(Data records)

● ● ● ● ● ● ●

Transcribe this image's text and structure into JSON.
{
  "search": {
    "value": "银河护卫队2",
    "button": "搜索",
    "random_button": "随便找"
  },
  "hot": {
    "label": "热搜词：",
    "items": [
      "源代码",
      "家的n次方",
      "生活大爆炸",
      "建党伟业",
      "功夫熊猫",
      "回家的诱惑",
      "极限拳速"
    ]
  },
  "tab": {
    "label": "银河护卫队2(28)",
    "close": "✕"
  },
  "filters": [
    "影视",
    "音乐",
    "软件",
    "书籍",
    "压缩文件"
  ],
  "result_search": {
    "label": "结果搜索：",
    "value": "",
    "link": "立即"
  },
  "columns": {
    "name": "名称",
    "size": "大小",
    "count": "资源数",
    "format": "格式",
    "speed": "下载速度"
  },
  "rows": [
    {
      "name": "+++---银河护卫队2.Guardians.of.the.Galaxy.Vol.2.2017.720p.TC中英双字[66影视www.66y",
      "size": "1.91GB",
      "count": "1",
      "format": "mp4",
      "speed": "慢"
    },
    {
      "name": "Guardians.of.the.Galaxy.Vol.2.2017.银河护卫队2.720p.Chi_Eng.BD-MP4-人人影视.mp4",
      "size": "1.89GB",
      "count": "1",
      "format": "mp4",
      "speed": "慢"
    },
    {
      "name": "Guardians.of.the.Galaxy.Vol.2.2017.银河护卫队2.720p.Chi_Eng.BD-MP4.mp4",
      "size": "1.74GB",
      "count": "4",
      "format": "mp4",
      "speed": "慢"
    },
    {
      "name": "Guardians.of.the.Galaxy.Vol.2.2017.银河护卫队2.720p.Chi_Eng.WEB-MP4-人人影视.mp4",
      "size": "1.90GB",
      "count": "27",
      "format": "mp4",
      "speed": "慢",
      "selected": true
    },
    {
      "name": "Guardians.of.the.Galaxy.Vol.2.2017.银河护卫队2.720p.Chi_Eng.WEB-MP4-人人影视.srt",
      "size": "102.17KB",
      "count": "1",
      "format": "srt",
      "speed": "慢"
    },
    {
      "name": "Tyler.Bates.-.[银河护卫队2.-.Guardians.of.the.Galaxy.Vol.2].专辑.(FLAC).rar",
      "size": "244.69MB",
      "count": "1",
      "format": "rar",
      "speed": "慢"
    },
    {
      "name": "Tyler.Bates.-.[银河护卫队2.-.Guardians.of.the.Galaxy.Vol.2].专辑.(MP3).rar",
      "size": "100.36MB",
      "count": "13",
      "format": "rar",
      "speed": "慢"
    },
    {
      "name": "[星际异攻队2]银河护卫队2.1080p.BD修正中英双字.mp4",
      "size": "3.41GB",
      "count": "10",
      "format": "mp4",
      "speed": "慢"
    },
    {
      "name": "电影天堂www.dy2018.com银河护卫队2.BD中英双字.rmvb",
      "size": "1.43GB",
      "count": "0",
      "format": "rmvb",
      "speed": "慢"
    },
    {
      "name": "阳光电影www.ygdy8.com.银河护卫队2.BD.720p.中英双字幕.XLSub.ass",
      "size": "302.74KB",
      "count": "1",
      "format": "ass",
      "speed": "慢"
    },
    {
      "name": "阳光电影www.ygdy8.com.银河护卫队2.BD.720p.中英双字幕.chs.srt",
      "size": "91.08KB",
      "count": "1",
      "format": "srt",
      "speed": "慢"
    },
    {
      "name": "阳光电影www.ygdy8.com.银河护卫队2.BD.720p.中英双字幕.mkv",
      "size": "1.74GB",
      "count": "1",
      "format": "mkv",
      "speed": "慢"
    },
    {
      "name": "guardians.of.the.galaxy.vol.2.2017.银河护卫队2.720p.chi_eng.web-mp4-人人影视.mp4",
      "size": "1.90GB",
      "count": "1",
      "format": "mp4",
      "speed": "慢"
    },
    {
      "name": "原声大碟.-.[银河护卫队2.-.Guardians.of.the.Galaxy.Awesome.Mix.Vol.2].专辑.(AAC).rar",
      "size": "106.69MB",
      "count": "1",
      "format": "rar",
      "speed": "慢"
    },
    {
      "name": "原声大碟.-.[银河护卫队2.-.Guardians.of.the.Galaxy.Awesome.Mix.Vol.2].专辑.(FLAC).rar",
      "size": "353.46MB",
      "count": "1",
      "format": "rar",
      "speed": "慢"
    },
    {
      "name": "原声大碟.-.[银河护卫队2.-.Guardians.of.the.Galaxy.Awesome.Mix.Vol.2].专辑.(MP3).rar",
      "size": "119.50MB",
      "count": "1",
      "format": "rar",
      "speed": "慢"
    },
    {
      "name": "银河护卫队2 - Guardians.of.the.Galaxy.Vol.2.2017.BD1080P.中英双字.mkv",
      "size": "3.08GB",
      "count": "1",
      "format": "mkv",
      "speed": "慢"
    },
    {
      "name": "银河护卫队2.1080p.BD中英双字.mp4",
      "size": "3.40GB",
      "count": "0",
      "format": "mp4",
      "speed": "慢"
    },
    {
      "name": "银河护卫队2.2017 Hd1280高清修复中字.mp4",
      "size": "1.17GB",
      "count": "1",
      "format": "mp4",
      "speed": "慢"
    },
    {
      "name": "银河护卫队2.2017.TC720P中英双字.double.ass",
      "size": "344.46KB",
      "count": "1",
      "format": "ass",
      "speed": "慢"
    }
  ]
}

● ● ● ● ● ● ●

-- Direction --
Among the lines of the data, identify those with the word "Tyler". Copy each of them.

-- Solution to the problem --
      "name": "Tyler.Bates.-.[银河护卫队2.-.Guardians.of.the.Galaxy.Vol.2].专辑.(FLAC).rar",
      "name": "Tyler.Bates.-.[银河护卫队2.-.Guardians.of.the.Galaxy.Vol.2].专辑.(MP3).rar",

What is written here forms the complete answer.